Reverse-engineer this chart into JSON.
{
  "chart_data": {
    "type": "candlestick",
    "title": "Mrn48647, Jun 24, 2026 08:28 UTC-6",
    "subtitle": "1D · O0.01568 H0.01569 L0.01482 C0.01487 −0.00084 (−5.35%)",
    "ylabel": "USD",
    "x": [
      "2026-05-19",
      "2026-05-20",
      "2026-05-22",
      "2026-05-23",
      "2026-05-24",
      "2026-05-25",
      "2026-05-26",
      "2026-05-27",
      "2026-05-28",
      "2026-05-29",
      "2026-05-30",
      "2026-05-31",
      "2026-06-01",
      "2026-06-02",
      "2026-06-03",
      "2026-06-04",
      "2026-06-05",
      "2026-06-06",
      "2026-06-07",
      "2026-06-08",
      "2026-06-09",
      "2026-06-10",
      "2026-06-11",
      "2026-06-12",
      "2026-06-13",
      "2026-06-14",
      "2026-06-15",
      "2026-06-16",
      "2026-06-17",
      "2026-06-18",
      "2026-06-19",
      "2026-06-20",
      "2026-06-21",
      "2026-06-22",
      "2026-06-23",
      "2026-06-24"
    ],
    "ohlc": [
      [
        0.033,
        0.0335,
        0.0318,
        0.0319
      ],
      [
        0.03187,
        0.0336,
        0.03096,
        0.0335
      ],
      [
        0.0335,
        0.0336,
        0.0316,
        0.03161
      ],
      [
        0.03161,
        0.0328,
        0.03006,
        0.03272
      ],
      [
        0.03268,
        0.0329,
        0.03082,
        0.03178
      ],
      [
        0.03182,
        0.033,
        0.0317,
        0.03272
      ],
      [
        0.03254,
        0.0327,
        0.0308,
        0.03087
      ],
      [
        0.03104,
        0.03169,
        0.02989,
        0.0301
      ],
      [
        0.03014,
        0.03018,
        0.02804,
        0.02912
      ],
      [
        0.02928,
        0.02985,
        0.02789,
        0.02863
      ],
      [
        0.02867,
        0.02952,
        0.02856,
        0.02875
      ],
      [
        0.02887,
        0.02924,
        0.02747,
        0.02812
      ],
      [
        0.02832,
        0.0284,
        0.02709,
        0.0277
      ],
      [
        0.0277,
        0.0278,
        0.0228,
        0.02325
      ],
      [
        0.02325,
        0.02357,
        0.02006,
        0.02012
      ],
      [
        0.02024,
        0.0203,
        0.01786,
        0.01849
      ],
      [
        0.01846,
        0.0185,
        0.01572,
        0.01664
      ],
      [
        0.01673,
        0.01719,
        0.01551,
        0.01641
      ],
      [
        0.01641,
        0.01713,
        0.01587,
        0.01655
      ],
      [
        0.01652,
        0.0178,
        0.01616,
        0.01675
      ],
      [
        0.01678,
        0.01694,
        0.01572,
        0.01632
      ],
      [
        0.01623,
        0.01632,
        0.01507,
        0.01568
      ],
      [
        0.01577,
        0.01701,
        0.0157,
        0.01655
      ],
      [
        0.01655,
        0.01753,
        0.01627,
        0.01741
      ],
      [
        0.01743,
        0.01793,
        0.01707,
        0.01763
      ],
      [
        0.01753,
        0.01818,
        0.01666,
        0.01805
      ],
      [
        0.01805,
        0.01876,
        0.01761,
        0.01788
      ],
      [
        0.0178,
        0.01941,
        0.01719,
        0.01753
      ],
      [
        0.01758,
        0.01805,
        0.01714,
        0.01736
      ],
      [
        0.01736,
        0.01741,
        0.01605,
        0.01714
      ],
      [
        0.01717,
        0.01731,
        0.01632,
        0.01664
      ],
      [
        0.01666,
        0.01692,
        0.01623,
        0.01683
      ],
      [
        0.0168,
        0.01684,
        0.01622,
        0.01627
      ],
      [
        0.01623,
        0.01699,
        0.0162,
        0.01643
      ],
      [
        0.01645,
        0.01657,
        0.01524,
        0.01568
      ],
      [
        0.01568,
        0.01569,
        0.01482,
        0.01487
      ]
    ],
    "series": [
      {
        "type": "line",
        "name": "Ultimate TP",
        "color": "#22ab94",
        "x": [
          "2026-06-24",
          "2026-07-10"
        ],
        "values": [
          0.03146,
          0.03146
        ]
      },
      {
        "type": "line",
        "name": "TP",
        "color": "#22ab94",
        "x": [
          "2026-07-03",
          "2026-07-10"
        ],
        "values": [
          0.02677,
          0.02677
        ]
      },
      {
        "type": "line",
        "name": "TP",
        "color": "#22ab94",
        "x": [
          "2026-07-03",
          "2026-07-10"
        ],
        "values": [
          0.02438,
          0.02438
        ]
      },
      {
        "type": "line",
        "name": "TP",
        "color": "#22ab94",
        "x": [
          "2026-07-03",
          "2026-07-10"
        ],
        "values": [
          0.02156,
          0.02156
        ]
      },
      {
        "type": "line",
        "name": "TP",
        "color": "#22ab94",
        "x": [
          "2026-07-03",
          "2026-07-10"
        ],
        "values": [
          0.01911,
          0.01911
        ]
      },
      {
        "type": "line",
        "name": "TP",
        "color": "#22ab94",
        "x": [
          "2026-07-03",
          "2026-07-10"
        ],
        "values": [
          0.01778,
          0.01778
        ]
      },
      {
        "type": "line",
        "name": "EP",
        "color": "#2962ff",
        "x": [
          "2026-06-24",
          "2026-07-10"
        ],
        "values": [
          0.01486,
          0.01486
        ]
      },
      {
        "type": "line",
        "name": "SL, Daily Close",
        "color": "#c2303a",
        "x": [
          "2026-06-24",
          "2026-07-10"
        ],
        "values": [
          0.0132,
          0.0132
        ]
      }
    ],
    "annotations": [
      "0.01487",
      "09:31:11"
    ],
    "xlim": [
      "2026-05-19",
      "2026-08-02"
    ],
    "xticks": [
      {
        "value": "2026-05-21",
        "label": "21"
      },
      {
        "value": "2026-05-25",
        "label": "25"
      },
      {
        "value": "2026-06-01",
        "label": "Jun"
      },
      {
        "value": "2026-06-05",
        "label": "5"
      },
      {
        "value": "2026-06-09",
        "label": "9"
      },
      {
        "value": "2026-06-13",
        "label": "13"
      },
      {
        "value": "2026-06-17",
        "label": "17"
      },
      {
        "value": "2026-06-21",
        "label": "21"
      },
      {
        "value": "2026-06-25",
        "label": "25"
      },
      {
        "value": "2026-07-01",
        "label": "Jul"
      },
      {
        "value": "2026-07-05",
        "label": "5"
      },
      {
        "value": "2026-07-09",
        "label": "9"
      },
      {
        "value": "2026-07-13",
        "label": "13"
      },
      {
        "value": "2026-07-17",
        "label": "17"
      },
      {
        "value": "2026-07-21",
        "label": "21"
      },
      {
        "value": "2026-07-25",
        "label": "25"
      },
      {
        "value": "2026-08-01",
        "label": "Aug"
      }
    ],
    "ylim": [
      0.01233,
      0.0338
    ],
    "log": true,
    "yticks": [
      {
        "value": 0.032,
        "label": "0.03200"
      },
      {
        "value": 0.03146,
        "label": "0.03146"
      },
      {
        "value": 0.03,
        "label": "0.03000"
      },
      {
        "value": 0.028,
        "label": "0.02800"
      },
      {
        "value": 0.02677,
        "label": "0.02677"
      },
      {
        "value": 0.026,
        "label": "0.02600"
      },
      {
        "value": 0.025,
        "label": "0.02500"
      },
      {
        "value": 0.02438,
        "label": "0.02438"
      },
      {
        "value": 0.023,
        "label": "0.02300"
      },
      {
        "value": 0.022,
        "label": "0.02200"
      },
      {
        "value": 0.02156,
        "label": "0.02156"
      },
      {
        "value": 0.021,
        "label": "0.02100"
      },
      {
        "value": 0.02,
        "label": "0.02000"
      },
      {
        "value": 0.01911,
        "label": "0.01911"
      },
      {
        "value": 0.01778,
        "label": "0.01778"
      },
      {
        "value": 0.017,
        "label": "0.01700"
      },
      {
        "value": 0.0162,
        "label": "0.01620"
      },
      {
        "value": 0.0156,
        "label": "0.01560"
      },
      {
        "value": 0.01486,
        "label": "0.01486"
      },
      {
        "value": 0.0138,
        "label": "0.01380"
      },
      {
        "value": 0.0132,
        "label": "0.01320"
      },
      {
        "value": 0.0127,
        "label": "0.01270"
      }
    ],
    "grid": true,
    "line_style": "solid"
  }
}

--

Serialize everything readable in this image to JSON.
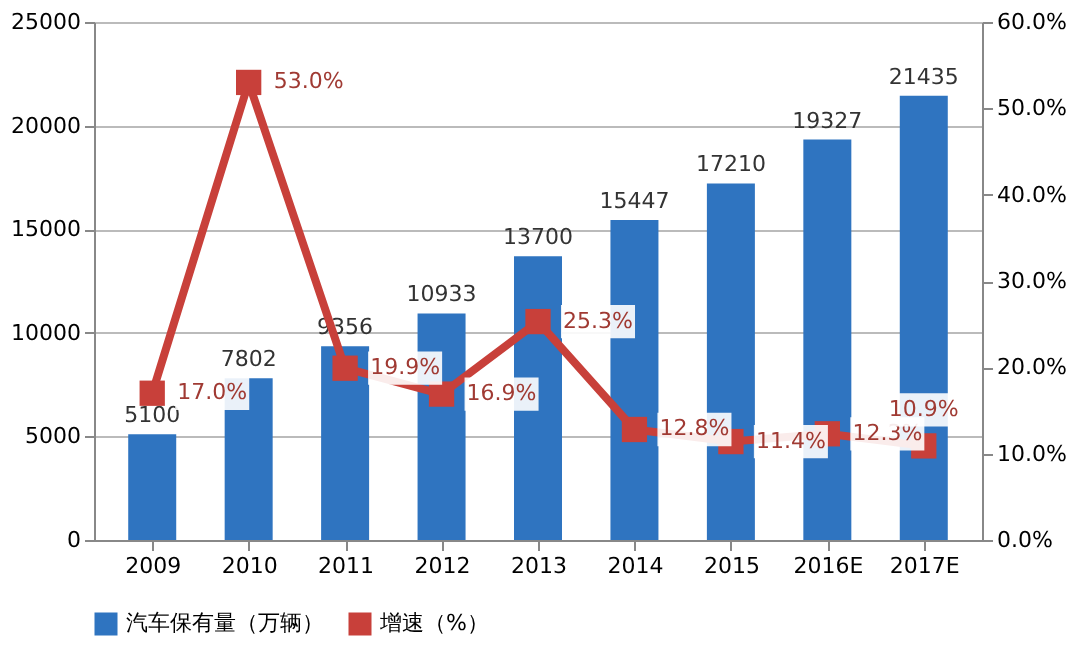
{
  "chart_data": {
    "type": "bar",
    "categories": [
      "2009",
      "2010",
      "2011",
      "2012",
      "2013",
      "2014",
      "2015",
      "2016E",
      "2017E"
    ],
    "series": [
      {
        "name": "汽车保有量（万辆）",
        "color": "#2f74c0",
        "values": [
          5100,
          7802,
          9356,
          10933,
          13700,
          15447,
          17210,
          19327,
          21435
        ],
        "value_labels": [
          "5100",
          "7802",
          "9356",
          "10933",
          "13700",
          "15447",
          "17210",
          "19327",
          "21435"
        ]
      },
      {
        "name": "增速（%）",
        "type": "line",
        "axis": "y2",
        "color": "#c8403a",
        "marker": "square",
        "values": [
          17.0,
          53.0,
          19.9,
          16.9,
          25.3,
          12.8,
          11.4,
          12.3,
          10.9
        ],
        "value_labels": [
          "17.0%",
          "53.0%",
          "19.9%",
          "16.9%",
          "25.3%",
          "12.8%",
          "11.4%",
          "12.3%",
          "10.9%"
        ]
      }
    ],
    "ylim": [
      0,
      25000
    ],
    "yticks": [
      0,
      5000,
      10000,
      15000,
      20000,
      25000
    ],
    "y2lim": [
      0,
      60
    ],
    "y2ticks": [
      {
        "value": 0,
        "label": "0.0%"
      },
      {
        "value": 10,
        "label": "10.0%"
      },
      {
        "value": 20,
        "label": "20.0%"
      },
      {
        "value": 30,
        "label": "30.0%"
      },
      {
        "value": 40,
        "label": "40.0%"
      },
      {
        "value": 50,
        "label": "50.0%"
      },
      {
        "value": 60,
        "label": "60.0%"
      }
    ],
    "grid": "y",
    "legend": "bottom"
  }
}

### Work instructions
Extract, from the material above, each line holding the word "JSON".

### Output below
Reverse-engineer this chart into JSON.
Serialize everything readable in this image to JSON.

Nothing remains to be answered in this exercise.